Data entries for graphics
· · ·
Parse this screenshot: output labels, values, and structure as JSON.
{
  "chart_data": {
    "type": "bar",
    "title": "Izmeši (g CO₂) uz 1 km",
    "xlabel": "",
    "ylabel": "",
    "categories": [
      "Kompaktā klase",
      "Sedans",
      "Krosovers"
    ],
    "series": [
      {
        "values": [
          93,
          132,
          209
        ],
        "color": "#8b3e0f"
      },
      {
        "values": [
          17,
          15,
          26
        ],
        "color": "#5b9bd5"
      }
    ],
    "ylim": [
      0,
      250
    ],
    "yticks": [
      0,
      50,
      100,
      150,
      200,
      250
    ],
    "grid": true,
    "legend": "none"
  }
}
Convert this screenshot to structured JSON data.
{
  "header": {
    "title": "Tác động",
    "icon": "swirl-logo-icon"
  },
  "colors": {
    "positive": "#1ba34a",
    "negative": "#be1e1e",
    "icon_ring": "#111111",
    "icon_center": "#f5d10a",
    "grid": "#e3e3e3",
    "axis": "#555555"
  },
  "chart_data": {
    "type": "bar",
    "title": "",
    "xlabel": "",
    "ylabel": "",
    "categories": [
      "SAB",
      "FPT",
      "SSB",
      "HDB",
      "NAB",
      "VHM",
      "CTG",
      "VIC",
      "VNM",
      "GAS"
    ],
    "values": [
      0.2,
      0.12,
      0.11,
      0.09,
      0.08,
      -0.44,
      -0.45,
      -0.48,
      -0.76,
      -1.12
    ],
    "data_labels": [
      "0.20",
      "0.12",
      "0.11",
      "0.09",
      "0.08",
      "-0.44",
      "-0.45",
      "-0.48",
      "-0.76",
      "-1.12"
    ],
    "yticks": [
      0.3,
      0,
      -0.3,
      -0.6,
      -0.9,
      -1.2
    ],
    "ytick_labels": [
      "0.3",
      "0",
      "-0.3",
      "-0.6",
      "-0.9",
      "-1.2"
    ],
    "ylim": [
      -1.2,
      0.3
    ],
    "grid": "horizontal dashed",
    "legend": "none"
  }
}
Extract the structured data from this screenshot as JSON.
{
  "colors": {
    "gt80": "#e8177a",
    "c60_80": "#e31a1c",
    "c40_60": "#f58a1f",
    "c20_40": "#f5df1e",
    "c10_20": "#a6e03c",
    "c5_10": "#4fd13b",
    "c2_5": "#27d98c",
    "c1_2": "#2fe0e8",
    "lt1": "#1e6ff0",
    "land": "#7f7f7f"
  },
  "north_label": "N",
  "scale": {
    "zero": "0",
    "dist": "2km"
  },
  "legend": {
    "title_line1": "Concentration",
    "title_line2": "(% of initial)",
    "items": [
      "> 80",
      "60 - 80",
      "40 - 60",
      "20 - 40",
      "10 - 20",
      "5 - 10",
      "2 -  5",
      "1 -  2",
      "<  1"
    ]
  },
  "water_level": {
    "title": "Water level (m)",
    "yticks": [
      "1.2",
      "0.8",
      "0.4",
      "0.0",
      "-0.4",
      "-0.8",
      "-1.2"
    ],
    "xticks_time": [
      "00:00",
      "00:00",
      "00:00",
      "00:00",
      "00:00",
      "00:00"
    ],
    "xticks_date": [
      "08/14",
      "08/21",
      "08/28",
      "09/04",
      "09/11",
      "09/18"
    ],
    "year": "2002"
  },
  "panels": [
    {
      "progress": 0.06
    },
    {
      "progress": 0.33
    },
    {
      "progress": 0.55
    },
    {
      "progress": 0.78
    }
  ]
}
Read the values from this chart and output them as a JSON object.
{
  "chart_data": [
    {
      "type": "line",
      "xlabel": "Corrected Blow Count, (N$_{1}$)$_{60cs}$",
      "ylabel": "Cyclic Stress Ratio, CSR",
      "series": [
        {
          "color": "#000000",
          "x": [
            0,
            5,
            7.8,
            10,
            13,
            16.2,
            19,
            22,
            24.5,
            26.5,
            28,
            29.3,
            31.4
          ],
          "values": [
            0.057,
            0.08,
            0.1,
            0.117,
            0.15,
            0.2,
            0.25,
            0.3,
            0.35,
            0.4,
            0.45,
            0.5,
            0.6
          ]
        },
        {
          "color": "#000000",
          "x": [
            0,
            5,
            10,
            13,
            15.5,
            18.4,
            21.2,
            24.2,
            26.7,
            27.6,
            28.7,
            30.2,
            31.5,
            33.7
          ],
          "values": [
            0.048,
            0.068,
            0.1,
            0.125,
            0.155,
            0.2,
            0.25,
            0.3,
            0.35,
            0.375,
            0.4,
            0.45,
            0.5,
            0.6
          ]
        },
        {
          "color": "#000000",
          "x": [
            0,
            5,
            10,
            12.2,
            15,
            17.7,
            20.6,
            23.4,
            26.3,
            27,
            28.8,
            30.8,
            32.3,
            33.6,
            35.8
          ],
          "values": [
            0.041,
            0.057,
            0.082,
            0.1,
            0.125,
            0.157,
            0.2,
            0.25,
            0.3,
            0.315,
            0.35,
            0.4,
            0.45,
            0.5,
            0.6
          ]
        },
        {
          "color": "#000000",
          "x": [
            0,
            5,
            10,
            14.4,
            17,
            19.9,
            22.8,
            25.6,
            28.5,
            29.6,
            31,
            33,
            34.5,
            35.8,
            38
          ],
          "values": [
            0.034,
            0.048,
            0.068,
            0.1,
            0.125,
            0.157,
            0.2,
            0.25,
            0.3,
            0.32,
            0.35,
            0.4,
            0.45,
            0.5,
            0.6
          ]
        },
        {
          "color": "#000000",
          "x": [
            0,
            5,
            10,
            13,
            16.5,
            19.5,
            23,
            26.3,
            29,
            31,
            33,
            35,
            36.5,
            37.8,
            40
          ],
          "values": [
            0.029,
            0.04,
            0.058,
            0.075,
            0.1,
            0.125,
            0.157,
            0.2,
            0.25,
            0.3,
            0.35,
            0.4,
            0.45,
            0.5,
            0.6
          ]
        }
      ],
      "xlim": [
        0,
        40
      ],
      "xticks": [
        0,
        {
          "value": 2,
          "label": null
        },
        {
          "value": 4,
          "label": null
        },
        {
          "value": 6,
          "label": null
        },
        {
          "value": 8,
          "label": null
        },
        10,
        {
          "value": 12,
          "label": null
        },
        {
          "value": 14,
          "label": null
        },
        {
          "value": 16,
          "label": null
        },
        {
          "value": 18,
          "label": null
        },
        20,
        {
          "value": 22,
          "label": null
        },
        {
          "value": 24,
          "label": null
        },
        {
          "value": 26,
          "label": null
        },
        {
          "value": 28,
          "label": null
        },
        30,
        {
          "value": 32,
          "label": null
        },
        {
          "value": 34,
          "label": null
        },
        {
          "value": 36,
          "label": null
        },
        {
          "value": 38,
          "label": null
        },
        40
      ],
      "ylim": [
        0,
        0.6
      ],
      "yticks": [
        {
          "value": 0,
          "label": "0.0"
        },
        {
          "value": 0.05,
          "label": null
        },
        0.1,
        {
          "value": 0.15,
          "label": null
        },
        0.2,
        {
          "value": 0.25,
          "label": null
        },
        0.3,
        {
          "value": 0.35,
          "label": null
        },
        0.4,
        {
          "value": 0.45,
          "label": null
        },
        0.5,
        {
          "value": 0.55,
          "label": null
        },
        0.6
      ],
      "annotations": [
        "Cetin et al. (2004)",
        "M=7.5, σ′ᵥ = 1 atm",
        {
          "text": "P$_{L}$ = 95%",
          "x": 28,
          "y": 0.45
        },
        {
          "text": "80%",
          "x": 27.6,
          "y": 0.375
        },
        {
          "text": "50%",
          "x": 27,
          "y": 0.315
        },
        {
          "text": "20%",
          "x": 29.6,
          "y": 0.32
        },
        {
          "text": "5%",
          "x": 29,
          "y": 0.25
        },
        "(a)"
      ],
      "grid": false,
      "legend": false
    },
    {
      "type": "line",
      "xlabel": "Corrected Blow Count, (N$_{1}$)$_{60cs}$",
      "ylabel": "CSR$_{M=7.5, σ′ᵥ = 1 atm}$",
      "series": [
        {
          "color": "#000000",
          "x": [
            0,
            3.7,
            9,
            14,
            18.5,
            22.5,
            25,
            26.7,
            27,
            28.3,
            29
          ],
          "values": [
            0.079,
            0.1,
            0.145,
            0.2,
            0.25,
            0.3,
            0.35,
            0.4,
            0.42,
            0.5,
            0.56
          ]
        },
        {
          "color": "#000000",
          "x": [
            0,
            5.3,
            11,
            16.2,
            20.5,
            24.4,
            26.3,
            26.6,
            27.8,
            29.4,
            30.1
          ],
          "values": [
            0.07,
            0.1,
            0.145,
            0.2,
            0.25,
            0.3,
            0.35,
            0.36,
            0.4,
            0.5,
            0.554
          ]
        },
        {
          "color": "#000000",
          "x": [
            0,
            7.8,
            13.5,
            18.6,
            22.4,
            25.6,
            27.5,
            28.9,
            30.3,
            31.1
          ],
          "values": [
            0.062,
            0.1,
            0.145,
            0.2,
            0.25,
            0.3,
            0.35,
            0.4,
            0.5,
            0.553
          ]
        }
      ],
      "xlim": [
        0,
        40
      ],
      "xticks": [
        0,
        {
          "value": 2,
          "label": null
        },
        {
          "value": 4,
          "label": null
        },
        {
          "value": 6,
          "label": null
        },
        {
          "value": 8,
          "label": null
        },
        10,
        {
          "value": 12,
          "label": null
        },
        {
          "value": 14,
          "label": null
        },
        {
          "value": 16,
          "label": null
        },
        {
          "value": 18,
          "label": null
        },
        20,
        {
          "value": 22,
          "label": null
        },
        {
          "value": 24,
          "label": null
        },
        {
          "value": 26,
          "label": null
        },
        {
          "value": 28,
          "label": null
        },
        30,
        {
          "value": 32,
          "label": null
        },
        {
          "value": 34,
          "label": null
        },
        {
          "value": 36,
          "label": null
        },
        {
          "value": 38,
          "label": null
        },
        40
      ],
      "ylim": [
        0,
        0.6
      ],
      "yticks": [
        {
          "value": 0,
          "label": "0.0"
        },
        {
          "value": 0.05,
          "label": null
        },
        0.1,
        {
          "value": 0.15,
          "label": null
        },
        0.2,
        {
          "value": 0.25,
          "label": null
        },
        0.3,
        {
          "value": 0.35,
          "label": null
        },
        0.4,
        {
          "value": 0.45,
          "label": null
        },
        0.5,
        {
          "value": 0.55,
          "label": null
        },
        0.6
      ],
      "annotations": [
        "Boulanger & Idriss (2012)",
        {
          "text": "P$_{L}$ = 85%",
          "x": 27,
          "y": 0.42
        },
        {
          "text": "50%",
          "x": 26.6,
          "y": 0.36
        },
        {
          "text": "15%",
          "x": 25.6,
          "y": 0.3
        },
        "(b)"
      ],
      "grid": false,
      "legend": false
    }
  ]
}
· · ·
**TASK TO CARRY OUT**
Search the listing for the word "from". Copy every line in which it occurs.

**EXERCISE ANSWER**
Extract the structured data from this screenshot as JSON.
Read the values from this chart and output them as a JSON object.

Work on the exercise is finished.